──────── INFORMATION PROVIDED

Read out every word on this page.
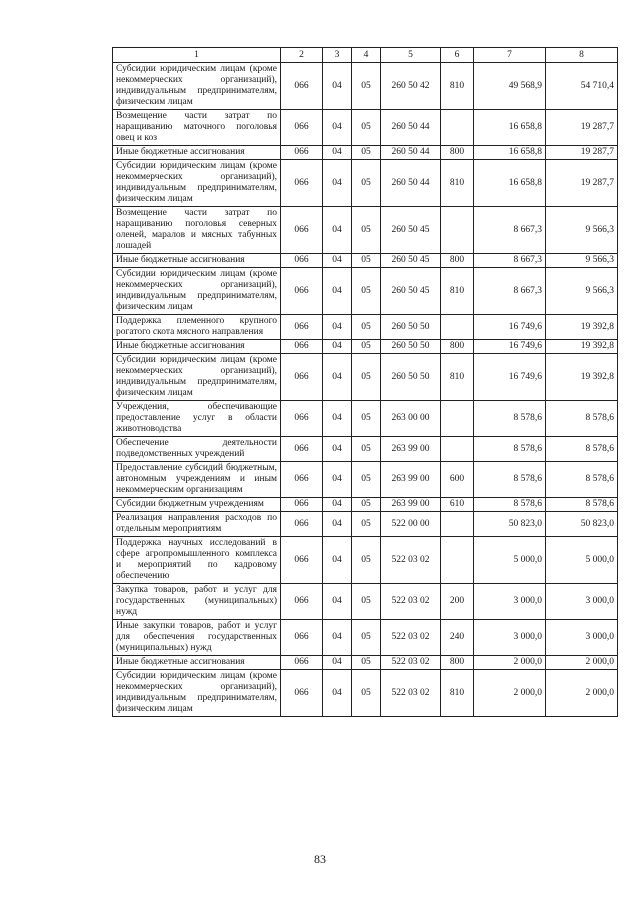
1	2	3	4	5	6	7	8
Субсидии юридическим лицам (кроме некоммерческих организаций), индивидуальным предпринимателям, физическим лицам	066	04	05	260 50 42	810	49 568,9	54 710,4
Возмещение части затрат по наращиванию маточного поголовья овец и коз	066	04	05	260 50 44		16 658,8	19 287,7
Иные бюджетные ассигнования	066	04	05	260 50 44	800	16 658,8	19 287,7
Субсидии юридическим лицам (кроме некоммерческих организаций), индивидуальным предпринимателям, физическим лицам	066	04	05	260 50 44	810	16 658,8	19 287,7
Возмещение части затрат по наращиванию поголовья северных оленей, маралов и мясных табунных лошадей	066	04	05	260 50 45		8 667,3	9 566,3
Иные бюджетные ассигнования	066	04	05	260 50 45	800	8 667,3	9 566,3
Субсидии юридическим лицам (кроме некоммерческих организаций), индивидуальным предпринимателям, физическим лицам	066	04	05	260 50 45	810	8 667,3	9 566,3
Поддержка племенного крупного рогатого скота мясного направления	066	04	05	260 50 50		16 749,6	19 392,8
Иные бюджетные ассигнования	066	04	05	260 50 50	800	16 749,6	19 392,8
Субсидии юридическим лицам (кроме некоммерческих организаций), индивидуальным предпринимателям, физическим лицам	066	04	05	260 50 50	810	16 749,6	19 392,8
Учреждения, обеспечивающие предоставление услуг в области животноводства	066	04	05	263 00 00		8 578,6	8 578,6
Обеспечение деятельности подведомственных учреждений	066	04	05	263 99 00		8 578,6	8 578,6
Предоставление субсидий бюджетным, автономным учреждениям и иным некоммерческим организациям	066	04	05	263 99 00	600	8 578,6	8 578,6
Субсидии бюджетным учреждениям	066	04	05	263 99 00	610	8 578,6	8 578,6
Реализация направления расходов по отдельным мероприятиям	066	04	05	522 00 00		50 823,0	50 823,0
Поддержка научных исследований в сфере агропромышленного комплекса и мероприятий по кадровому обеспечению	066	04	05	522 03 02		5 000,0	5 000,0
Закупка товаров, работ и услуг для государственных (муниципальных) нужд	066	04	05	522 03 02	200	3 000,0	3 000,0
Иные закупки товаров, работ и услуг для обеспечения государственных (муниципальных) нужд	066	04	05	522 03 02	240	3 000,0	3 000,0
Иные бюджетные ассигнования	066	04	05	522 03 02	800	2 000,0	2 000,0
Субсидии юридическим лицам (кроме некоммерческих организаций), индивидуальным предпринимателям, физическим лицам	066	04	05	522 03 02	810	2 000,0	2 000,0
83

────────────────

• OBJECTIVE: Using the entries above, tally how many lines have the word "направления" in them; write the number and nothing more.

• ANSWER BELOW: 2